-- begin PROVIDED ENTRIES --

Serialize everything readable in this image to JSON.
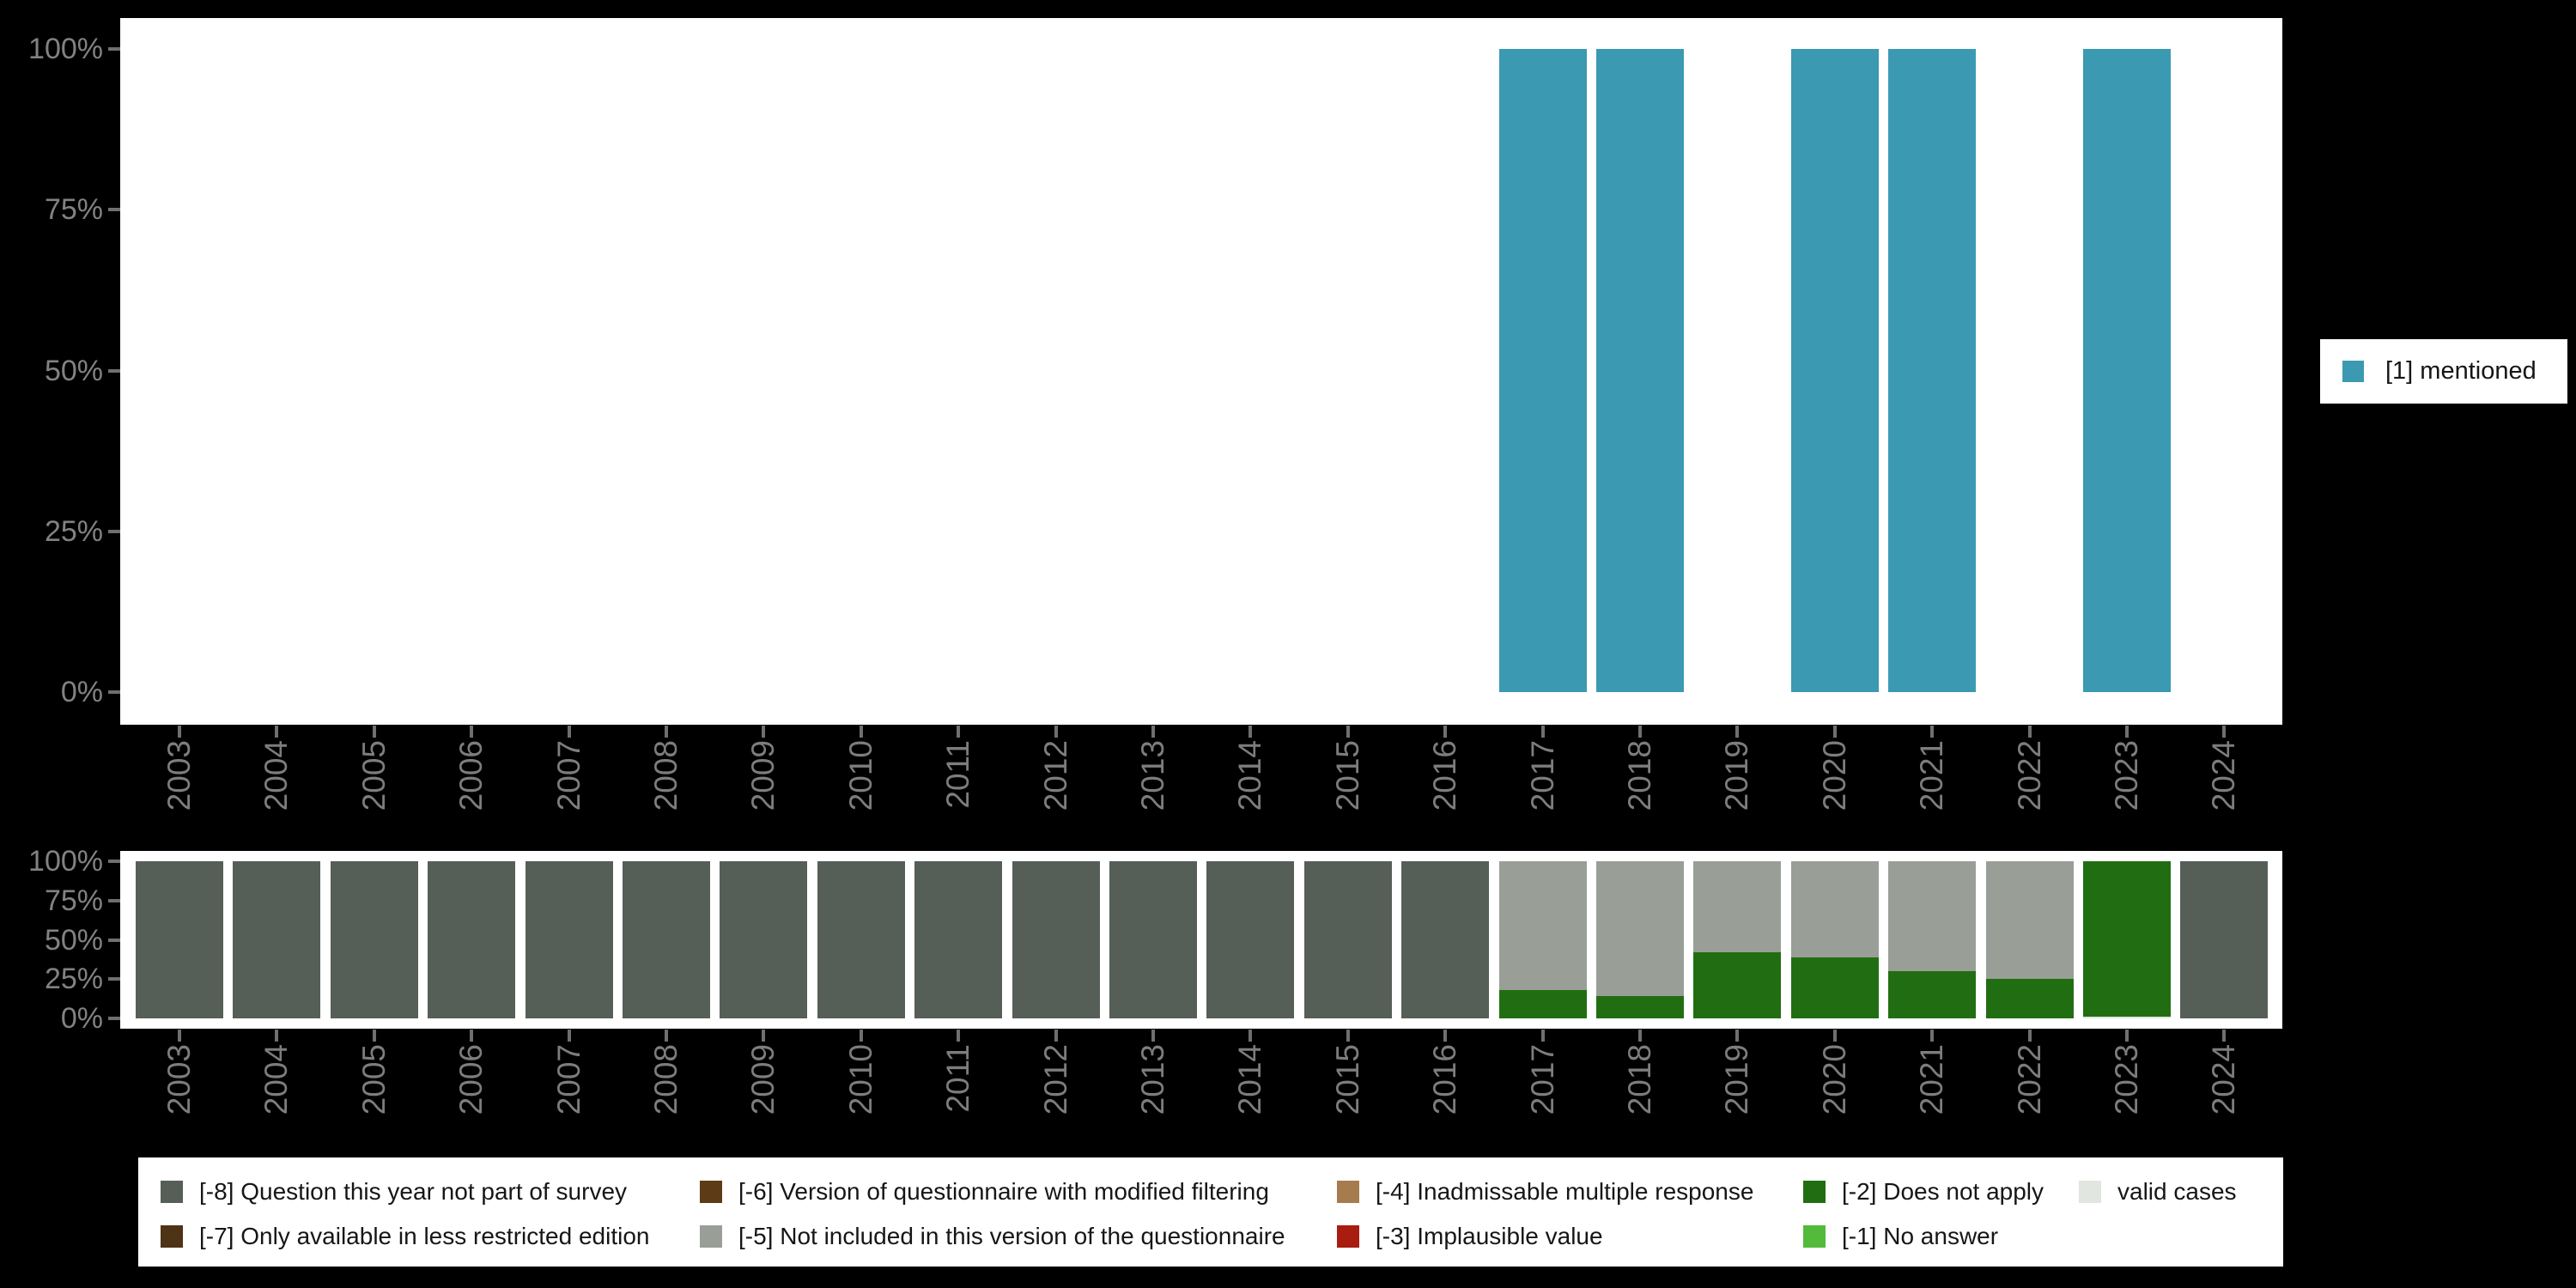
{
  "page": {
    "background": "#000000",
    "panel_background": "#ffffff"
  },
  "chart_data": [
    {
      "chart": "value-distribution-by-year",
      "type": "bar",
      "title": "",
      "categories": [
        "2003",
        "2004",
        "2005",
        "2006",
        "2007",
        "2008",
        "2009",
        "2010",
        "2011",
        "2012",
        "2013",
        "2014",
        "2015",
        "2016",
        "2017",
        "2018",
        "2019",
        "2020",
        "2021",
        "2022",
        "2023",
        "2024"
      ],
      "y_axis_ticks": [
        "100%",
        "75%",
        "50%",
        "25%",
        "0%"
      ],
      "ylim": [
        0,
        100
      ],
      "grid": false,
      "legend_position": "right",
      "series": [
        {
          "name": "[1] mentioned",
          "color": "#3b99b2",
          "values": [
            null,
            null,
            null,
            null,
            null,
            null,
            null,
            null,
            null,
            null,
            null,
            null,
            null,
            null,
            100,
            100,
            null,
            100,
            100,
            null,
            100,
            null
          ]
        }
      ]
    },
    {
      "chart": "missing-codes-by-year",
      "type": "stacked-bar",
      "title": "",
      "categories": [
        "2003",
        "2004",
        "2005",
        "2006",
        "2007",
        "2008",
        "2009",
        "2010",
        "2011",
        "2012",
        "2013",
        "2014",
        "2015",
        "2016",
        "2017",
        "2018",
        "2019",
        "2020",
        "2021",
        "2022",
        "2023",
        "2024"
      ],
      "y_axis_ticks": [
        "100%",
        "75%",
        "50%",
        "25%",
        "0%"
      ],
      "ylim": [
        0,
        100
      ],
      "grid": false,
      "legend_position": "bottom",
      "stack_order_note": "series listed bottom-to-top",
      "series": [
        {
          "name": "valid cases",
          "color": "#e2e6e0",
          "values": [
            0,
            0,
            0,
            0,
            0,
            0,
            0,
            0,
            0,
            0,
            0,
            0,
            0,
            0,
            0,
            0,
            0,
            0,
            0,
            0,
            1,
            0
          ]
        },
        {
          "name": "[-2] Does not apply",
          "color": "#216e12",
          "values": [
            0,
            0,
            0,
            0,
            0,
            0,
            0,
            0,
            0,
            0,
            0,
            0,
            0,
            0,
            18,
            14,
            42,
            39,
            30,
            25,
            99,
            0
          ]
        },
        {
          "name": "[-5] Not included in this version of the questionnaire",
          "color": "#999e97",
          "values": [
            0,
            0,
            0,
            0,
            0,
            0,
            0,
            0,
            0,
            0,
            0,
            0,
            0,
            0,
            82,
            86,
            58,
            61,
            70,
            75,
            0,
            0
          ]
        },
        {
          "name": "[-8] Question this year not part of survey",
          "color": "#565f57",
          "values": [
            100,
            100,
            100,
            100,
            100,
            100,
            100,
            100,
            100,
            100,
            100,
            100,
            100,
            100,
            0,
            0,
            0,
            0,
            0,
            0,
            0,
            100
          ]
        }
      ]
    }
  ],
  "legend_right": {
    "items": [
      {
        "label": "[1] mentioned",
        "color": "#3b99b2"
      }
    ]
  },
  "legend_bottom": {
    "items": [
      {
        "label": "[-8] Question this year not part of survey",
        "color": "#565f57",
        "col": 0,
        "row": 0
      },
      {
        "label": "[-7] Only available in less restricted edition",
        "color": "#4e3317",
        "col": 0,
        "row": 1
      },
      {
        "label": "[-6] Version of questionnaire with modified filtering",
        "color": "#5c3b16",
        "col": 1,
        "row": 0
      },
      {
        "label": "[-5] Not included in this version of the questionnaire",
        "color": "#999e97",
        "col": 1,
        "row": 1
      },
      {
        "label": "[-4] Inadmissable multiple response",
        "color": "#a67c4e",
        "col": 2,
        "row": 0
      },
      {
        "label": "[-3] Implausible value",
        "color": "#a91c10",
        "col": 2,
        "row": 1
      },
      {
        "label": "[-2] Does not apply",
        "color": "#216e12",
        "col": 3,
        "row": 0
      },
      {
        "label": "[-1] No answer",
        "color": "#53ba3b",
        "col": 3,
        "row": 1
      },
      {
        "label": "valid cases",
        "color": "#e2e6e0",
        "col": 4,
        "row": 0
      }
    ]
  }
}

-- end PROVIDED ENTRIES --

WHAT YOU SHOULD DO
Without the images, write out each line of the data verbatim.

RESPONSE
Serialize everything readable in this image to JSON.
{
  "page": {
    "background": "#000000",
    "panel_background": "#ffffff"
  },
  "chart_data": [
    {
      "chart": "value-distribution-by-year",
      "type": "bar",
      "title": "",
      "categories": [
        "2003",
        "2004",
        "2005",
        "2006",
        "2007",
        "2008",
        "2009",
        "2010",
        "2011",
        "2012",
        "2013",
        "2014",
        "2015",
        "2016",
        "2017",
        "2018",
        "2019",
        "2020",
        "2021",
        "2022",
        "2023",
        "2024"
      ],
      "y_axis_ticks": [
        "100%",
        "75%",
        "50%",
        "25%",
        "0%"
      ],
      "ylim": [
        0,
        100
      ],
      "grid": false,
      "legend_position": "right",
      "series": [
        {
          "name": "[1] mentioned",
          "color": "#3b99b2",
          "values": [
            null,
            null,
            null,
            null,
            null,
            null,
            null,
            null,
            null,
            null,
            null,
            null,
            null,
            null,
            100,
            100,
            null,
            100,
            100,
            null,
            100,
            null
          ]
        }
      ]
    },
    {
      "chart": "missing-codes-by-year",
      "type": "stacked-bar",
      "title": "",
      "categories": [
        "2003",
        "2004",
        "2005",
        "2006",
        "2007",
        "2008",
        "2009",
        "2010",
        "2011",
        "2012",
        "2013",
        "2014",
        "2015",
        "2016",
        "2017",
        "2018",
        "2019",
        "2020",
        "2021",
        "2022",
        "2023",
        "2024"
      ],
      "y_axis_ticks": [
        "100%",
        "75%",
        "50%",
        "25%",
        "0%"
      ],
      "ylim": [
        0,
        100
      ],
      "grid": false,
      "legend_position": "bottom",
      "stack_order_note": "series listed bottom-to-top",
      "series": [
        {
          "name": "valid cases",
          "color": "#e2e6e0",
          "values": [
            0,
            0,
            0,
            0,
            0,
            0,
            0,
            0,
            0,
            0,
            0,
            0,
            0,
            0,
            0,
            0,
            0,
            0,
            0,
            0,
            1,
            0
          ]
        },
        {
          "name": "[-2] Does not apply",
          "color": "#216e12",
          "values": [
            0,
            0,
            0,
            0,
            0,
            0,
            0,
            0,
            0,
            0,
            0,
            0,
            0,
            0,
            18,
            14,
            42,
            39,
            30,
            25,
            99,
            0
          ]
        },
        {
          "name": "[-5] Not included in this version of the questionnaire",
          "color": "#999e97",
          "values": [
            0,
            0,
            0,
            0,
            0,
            0,
            0,
            0,
            0,
            0,
            0,
            0,
            0,
            0,
            82,
            86,
            58,
            61,
            70,
            75,
            0,
            0
          ]
        },
        {
          "name": "[-8] Question this year not part of survey",
          "color": "#565f57",
          "values": [
            100,
            100,
            100,
            100,
            100,
            100,
            100,
            100,
            100,
            100,
            100,
            100,
            100,
            100,
            0,
            0,
            0,
            0,
            0,
            0,
            0,
            100
          ]
        }
      ]
    }
  ],
  "legend_right": {
    "items": [
      {
        "label": "[1] mentioned",
        "color": "#3b99b2"
      }
    ]
  },
  "legend_bottom": {
    "items": [
      {
        "label": "[-8] Question this year not part of survey",
        "color": "#565f57",
        "col": 0,
        "row": 0
      },
      {
        "label": "[-7] Only available in less restricted edition",
        "color": "#4e3317",
        "col": 0,
        "row": 1
      },
      {
        "label": "[-6] Version of questionnaire with modified filtering",
        "color": "#5c3b16",
        "col": 1,
        "row": 0
      },
      {
        "label": "[-5] Not included in this version of the questionnaire",
        "color": "#999e97",
        "col": 1,
        "row": 1
      },
      {
        "label": "[-4] Inadmissable multiple response",
        "color": "#a67c4e",
        "col": 2,
        "row": 0
      },
      {
        "label": "[-3] Implausible value",
        "color": "#a91c10",
        "col": 2,
        "row": 1
      },
      {
        "label": "[-2] Does not apply",
        "color": "#216e12",
        "col": 3,
        "row": 0
      },
      {
        "label": "[-1] No answer",
        "color": "#53ba3b",
        "col": 3,
        "row": 1
      },
      {
        "label": "valid cases",
        "color": "#e2e6e0",
        "col": 4,
        "row": 0
      }
    ]
  }
}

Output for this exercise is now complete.